Work to be completed:
Would you pull out every line of the material that contains the string "Richtung"?

§

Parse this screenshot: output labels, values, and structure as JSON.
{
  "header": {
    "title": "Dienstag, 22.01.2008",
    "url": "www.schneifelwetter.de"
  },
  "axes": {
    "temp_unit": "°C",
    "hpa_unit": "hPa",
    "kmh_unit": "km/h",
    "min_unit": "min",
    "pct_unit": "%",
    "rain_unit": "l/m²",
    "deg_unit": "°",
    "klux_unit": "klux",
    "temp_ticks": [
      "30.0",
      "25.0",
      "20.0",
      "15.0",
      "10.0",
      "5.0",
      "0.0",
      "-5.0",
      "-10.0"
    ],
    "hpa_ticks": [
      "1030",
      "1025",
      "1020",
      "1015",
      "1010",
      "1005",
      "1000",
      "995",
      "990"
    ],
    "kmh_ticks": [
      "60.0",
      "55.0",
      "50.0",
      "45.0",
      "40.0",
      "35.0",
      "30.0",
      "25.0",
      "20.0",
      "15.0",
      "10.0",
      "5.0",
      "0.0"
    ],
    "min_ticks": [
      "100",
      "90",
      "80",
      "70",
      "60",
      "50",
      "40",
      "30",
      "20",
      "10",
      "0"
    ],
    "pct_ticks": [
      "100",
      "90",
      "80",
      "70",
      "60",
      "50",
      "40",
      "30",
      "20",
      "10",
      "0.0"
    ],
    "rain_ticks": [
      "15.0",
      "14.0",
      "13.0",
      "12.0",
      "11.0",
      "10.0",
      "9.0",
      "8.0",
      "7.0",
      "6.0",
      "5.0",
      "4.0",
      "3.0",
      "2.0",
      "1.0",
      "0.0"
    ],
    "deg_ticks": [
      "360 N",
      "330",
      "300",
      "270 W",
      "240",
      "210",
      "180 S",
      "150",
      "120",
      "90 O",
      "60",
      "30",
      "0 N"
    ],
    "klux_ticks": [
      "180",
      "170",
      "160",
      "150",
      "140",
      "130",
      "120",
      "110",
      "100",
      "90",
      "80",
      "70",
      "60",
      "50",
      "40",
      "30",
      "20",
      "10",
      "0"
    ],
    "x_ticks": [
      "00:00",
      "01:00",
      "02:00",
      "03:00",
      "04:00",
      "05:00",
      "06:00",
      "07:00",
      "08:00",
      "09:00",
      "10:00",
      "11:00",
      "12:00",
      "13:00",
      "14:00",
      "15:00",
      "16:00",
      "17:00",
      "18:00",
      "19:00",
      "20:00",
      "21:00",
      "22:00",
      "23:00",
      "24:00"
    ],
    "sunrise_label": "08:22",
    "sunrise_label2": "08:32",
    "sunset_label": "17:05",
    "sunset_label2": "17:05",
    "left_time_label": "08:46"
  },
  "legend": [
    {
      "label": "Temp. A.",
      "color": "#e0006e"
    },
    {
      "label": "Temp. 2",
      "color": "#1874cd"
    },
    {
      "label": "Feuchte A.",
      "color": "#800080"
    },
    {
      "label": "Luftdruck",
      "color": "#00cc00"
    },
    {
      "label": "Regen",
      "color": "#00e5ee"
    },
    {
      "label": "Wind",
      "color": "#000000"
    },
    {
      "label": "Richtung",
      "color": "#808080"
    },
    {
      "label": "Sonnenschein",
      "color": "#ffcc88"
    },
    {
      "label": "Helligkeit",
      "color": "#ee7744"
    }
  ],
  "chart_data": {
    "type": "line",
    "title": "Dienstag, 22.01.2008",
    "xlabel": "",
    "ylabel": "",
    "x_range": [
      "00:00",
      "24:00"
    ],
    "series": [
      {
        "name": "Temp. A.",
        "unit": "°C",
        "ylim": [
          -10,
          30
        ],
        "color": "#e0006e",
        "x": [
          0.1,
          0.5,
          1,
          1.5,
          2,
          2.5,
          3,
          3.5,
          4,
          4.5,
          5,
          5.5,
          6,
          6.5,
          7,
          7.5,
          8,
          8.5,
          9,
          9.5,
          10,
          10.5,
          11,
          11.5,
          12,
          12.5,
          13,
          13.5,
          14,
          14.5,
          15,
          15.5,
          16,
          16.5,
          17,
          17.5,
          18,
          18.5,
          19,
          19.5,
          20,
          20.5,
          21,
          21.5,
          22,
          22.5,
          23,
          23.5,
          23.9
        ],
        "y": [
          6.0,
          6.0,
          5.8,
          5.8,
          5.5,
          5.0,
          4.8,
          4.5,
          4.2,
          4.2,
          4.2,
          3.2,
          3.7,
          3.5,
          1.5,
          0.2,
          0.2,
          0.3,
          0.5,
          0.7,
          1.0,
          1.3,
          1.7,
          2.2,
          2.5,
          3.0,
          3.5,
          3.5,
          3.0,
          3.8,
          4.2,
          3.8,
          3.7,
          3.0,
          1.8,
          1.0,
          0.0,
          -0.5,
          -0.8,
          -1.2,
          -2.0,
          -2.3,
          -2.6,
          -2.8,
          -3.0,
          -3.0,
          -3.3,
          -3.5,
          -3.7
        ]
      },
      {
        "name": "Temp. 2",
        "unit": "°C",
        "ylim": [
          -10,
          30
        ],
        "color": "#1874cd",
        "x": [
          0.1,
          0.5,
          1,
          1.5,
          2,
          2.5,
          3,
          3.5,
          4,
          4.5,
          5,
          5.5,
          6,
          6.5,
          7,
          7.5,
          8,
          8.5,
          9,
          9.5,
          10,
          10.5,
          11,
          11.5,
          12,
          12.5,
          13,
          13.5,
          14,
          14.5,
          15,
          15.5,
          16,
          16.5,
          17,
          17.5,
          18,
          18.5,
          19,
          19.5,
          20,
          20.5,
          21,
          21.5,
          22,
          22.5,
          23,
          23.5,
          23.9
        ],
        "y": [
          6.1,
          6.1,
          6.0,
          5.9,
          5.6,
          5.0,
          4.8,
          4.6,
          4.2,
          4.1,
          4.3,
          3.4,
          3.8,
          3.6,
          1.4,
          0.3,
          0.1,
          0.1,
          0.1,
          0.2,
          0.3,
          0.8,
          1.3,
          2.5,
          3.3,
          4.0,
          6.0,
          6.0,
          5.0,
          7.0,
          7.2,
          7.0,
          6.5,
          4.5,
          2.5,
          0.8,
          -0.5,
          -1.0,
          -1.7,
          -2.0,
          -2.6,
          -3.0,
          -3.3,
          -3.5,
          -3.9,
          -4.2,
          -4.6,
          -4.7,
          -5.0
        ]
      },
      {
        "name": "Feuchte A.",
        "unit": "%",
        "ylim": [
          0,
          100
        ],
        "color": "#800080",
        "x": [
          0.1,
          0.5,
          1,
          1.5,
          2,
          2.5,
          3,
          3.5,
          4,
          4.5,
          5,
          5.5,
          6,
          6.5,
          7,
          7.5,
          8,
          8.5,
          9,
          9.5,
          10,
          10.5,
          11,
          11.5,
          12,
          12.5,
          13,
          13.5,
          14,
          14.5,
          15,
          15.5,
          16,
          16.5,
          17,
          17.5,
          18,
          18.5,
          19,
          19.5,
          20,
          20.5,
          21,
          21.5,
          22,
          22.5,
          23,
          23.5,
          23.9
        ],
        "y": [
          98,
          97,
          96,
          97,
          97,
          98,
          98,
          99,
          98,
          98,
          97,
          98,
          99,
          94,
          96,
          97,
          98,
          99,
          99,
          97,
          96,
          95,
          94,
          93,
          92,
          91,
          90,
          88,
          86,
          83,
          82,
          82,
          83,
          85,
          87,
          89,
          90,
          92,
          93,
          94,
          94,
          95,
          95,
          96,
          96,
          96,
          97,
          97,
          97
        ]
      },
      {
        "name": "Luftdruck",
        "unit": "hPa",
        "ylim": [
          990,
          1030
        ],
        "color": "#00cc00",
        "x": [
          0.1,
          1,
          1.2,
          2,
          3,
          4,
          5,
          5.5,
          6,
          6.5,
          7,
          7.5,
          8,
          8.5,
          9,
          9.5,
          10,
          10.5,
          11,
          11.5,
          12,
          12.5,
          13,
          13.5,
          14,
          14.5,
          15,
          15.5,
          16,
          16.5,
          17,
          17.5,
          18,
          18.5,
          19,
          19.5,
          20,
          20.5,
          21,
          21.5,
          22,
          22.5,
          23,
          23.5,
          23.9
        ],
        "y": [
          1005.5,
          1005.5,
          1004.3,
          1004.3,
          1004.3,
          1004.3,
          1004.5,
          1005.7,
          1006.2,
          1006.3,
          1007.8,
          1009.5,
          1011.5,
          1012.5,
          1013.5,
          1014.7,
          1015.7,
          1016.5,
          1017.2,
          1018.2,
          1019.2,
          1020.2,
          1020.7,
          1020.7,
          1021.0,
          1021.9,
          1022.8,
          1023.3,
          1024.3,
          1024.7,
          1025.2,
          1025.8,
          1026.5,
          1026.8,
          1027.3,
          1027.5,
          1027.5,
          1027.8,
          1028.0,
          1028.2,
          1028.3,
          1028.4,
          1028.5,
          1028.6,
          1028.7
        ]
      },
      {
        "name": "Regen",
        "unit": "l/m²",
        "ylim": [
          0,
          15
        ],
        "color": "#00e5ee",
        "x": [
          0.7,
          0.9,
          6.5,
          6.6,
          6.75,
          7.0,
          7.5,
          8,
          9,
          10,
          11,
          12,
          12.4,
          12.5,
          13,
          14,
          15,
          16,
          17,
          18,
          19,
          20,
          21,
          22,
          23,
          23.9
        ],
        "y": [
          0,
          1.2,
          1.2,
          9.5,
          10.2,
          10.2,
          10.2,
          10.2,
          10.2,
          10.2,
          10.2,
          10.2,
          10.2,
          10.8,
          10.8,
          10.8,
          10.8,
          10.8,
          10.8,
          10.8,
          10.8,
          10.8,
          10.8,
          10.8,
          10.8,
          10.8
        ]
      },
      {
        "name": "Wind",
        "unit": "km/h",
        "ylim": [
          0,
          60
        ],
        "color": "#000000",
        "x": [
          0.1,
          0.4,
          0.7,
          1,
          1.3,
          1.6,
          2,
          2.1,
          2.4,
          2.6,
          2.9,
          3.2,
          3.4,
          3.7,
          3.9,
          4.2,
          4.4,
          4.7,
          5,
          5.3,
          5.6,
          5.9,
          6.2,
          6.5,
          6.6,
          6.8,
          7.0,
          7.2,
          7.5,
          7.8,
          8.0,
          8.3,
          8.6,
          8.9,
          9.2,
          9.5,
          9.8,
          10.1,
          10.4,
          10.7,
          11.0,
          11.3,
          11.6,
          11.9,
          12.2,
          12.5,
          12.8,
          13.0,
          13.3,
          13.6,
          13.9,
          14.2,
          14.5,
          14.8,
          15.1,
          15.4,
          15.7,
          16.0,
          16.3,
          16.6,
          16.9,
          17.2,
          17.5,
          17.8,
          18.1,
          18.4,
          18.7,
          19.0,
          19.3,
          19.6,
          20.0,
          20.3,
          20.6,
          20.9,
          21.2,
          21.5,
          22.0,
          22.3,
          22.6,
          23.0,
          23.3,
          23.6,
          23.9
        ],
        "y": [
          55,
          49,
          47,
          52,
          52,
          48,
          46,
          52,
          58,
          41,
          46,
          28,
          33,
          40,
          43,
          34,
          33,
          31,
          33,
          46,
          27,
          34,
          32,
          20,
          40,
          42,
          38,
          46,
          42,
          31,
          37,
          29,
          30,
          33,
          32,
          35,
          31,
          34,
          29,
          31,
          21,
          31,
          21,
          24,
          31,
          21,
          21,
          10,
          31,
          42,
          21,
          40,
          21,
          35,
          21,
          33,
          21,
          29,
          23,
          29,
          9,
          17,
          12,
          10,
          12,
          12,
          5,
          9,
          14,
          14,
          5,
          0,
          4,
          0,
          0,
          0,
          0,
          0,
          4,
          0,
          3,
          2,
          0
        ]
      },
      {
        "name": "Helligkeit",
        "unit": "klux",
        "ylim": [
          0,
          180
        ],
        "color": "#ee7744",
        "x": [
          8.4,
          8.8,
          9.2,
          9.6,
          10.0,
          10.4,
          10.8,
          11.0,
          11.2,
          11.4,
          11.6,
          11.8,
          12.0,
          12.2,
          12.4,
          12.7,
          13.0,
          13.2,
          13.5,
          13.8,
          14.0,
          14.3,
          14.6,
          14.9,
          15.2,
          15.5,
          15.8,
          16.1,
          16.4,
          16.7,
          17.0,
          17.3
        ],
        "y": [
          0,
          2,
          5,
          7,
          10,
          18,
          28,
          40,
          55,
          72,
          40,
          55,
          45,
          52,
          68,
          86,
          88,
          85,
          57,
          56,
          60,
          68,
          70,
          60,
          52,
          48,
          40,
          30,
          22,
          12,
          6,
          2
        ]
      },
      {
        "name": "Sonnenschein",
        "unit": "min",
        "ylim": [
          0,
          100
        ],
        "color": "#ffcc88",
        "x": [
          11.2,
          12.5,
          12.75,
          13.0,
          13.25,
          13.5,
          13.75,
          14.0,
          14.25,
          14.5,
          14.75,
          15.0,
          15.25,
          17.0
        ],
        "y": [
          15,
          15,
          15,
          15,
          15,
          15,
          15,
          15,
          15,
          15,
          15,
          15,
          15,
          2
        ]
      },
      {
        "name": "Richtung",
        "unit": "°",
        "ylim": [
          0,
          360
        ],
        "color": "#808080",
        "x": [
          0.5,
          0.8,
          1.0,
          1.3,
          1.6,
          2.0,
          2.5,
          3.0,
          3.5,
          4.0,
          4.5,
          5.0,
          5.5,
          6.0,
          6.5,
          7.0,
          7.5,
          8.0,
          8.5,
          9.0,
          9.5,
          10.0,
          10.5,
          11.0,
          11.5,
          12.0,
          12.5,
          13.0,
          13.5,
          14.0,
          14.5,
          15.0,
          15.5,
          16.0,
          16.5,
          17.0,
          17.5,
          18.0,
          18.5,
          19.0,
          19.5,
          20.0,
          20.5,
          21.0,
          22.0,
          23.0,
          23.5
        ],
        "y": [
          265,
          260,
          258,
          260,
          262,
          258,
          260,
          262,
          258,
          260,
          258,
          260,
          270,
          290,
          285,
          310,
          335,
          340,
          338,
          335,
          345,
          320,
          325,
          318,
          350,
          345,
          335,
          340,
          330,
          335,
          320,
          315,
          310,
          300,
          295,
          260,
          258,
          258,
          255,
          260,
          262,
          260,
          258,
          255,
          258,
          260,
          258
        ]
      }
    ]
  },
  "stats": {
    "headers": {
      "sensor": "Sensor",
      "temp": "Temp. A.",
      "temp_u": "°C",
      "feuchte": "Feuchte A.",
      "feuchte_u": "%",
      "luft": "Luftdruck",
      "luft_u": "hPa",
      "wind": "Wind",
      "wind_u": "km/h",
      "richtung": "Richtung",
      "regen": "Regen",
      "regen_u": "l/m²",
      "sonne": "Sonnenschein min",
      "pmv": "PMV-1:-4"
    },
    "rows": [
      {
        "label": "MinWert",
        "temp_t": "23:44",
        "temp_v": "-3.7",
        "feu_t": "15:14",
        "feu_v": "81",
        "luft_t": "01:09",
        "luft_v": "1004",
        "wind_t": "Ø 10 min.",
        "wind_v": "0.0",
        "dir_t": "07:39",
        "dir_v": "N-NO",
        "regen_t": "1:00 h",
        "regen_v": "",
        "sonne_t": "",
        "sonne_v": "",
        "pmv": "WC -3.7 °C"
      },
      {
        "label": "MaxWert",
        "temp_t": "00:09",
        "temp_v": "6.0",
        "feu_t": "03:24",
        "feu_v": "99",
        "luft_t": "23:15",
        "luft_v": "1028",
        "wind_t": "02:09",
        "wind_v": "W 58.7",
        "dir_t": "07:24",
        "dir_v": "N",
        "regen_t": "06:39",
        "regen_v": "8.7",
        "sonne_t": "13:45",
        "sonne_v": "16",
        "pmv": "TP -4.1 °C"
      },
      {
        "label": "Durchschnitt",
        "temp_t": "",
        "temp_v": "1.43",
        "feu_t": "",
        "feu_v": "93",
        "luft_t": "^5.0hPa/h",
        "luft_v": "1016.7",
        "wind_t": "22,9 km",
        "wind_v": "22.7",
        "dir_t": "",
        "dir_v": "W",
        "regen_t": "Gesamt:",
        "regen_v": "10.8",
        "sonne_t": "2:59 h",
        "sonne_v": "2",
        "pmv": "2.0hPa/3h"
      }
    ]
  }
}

§

Exercise solution:
      "label": "Richtung",
        "name": "Richtung",
      "richtung": "Richtung",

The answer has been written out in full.